:: Excerpt

Scott Rider (born 22 September 1977) is a British bobsledder, shot putter and Highland games competitor.

Biography
Rider joined the British bobsleigh team in 2000, and he competed in the four man event at the 2002 Winter Olympics, where he and his team-mates finished 11th.

In shot putting, Rider represented England at three Commonwealth Games, in 2006, 2010 and 2014, finishing in the top ten in all three tournaments. He was also British outdoor champion in the shot put in 2014 and British indoor champion in 2003 and 2013. He is a member of Birchfield Harriers athletics club.

At the Highland games, Rider won the World Highland Games Championships in 2016. He was also World Caber Champion in 2013, 2014, 2016 and 2018.

He holds a BA in Sports Sciences and Art from Brunel University London.

::::
:: Given data

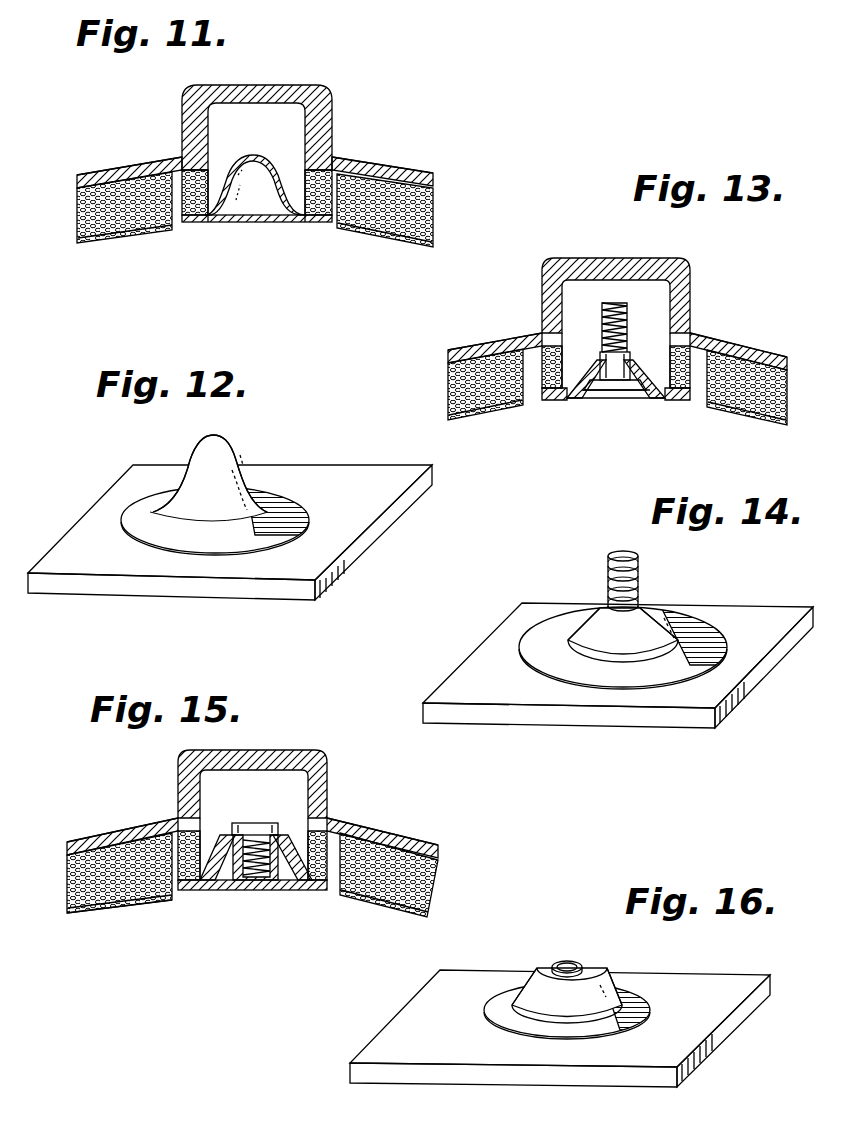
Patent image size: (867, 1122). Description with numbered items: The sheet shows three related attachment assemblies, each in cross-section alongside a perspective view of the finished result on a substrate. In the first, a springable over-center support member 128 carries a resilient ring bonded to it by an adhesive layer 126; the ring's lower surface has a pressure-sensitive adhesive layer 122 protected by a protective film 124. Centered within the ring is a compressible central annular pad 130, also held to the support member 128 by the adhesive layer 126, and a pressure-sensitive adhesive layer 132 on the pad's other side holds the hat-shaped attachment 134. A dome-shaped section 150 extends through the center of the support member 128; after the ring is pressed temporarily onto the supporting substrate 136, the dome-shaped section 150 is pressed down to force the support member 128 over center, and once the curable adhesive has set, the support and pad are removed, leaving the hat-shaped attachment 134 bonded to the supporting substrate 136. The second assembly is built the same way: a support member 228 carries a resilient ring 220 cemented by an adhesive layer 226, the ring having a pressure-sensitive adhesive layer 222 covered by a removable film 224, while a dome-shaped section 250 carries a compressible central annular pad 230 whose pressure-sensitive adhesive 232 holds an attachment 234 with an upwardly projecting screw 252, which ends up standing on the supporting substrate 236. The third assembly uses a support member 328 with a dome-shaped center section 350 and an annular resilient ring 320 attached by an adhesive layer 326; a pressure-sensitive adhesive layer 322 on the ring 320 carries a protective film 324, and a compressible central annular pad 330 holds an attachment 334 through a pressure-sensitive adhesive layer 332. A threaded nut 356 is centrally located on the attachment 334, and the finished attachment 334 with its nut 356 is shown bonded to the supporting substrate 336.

In FIG. 11, the pressure-sensitive adhesive layer 122 is at (150, 233).
In FIG. 11, the protective film 124 is at (90, 242).
In FIG. 11, the adhesive layer 126 is at (193, 170).
In FIG. 11, the springable support member 128 is at (110, 167).
In FIG. 11, the compressible central annular pad 130 is at (340, 172).
In FIG. 11, the pressure-sensitive adhesive layer 132 is at (200, 222).
In FIG. 11, the hat-shaped attachment 134 is at (290, 222).
In FIG. 12, the hat-shaped attachment 134 is at (217, 455).
In FIG. 12, the supporting substrate 136 is at (338, 533).
In FIG. 11, the dome-shaped section 150 is at (318, 113).
In FIG. 13, the resilient ring 220 is at (763, 413).
In FIG. 13, the pressure-sensitive adhesive layer 222 is at (480, 413).
In FIG. 13, the removable film 224 is at (523, 410).
In FIG. 13, the adhesive layer 226 is at (497, 342).
In FIG. 13, the support member 228 is at (520, 333).
In FIG. 13, the compressible central annular pad 230 is at (537, 393).
In FIG. 13, the pressure-sensitive adhesive 232 is at (687, 400).
In FIG. 13, the attachment 234 is at (660, 400).
In FIG. 14, the attachment 234 is at (557, 630).
In FIG. 14, the supporting substrate 236 is at (722, 622).
In FIG. 13, the dome-shaped section 250 is at (660, 266).
In FIG. 13, the screw 252 is at (630, 323).
In FIG. 14, the screw 252 is at (640, 582).
In FIG. 15, the annular resilient ring 320 is at (393, 903).
In FIG. 15, the pressure-sensitive adhesive layer 322 is at (337, 897).
In FIG. 15, the protective film 324 is at (92, 917).
In FIG. 15, the adhesive layer 326 is at (410, 847).
In FIG. 15, the support member 328 is at (127, 833).
In FIG. 15, the compressible central annular pad 330 is at (333, 840).
In FIG. 15, the pressure-sensitive adhesive layer 332 is at (172, 905).
In FIG. 15, the attachment 334 is at (197, 890).
In FIG. 16, the attachment 334 is at (603, 967).
In FIG. 16, the supporting substrate 336 is at (653, 1052).
In FIG. 15, the dome-shaped center section 350 is at (317, 768).
In FIG. 15, the threaded nut 356 is at (273, 827).
In FIG. 16, the threaded nut 356 is at (550, 962).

::::

**Requirement A:** For each statement, say yes or no according to the biography of Scott Rider, and quote the words that decide it. (i) Rider's team finished 11th in the four man event at the 2002 Winter Olympics. (ii) Rider was British indoor champion in the shot put in 2014. (iii) Rider won the World Highland Games Championships in 2018.
**Requirement B:**
Answer from the biography of Scott Rider:
(i) In what year did Rider join the British bobsleigh team?
(ii) Which athletics club is Rider a member of?
(iii) From which university does Rider hold a BA?
**Requirement C:** Retype the part of the biography of Scott Rider between "Scott Rider (born" and "team-mates finished 11th.", inclusive.
The material above is unrelated to the biography of Scott Rider.

**Solution A:**
(i) Yes: "he and his team-mates finished 11th"
(ii) No: "British indoor champion in 2003 and 2013"
(iii) No: "won the World Highland Games Championships in 2016"

**Solution B:**
(i) 2000
(ii) Birchfield Harriers
(iii) Brunel University London

**Solution C:**
Scott Rider (born 22 September 1977) is a British bobsledder, shot putter and Highland games competitor.

Biography
Rider joined the British bobsleigh team in 2000, and he competed in the four man event at the 2002 Winter Olympics, where he and his team-mates finished 11th.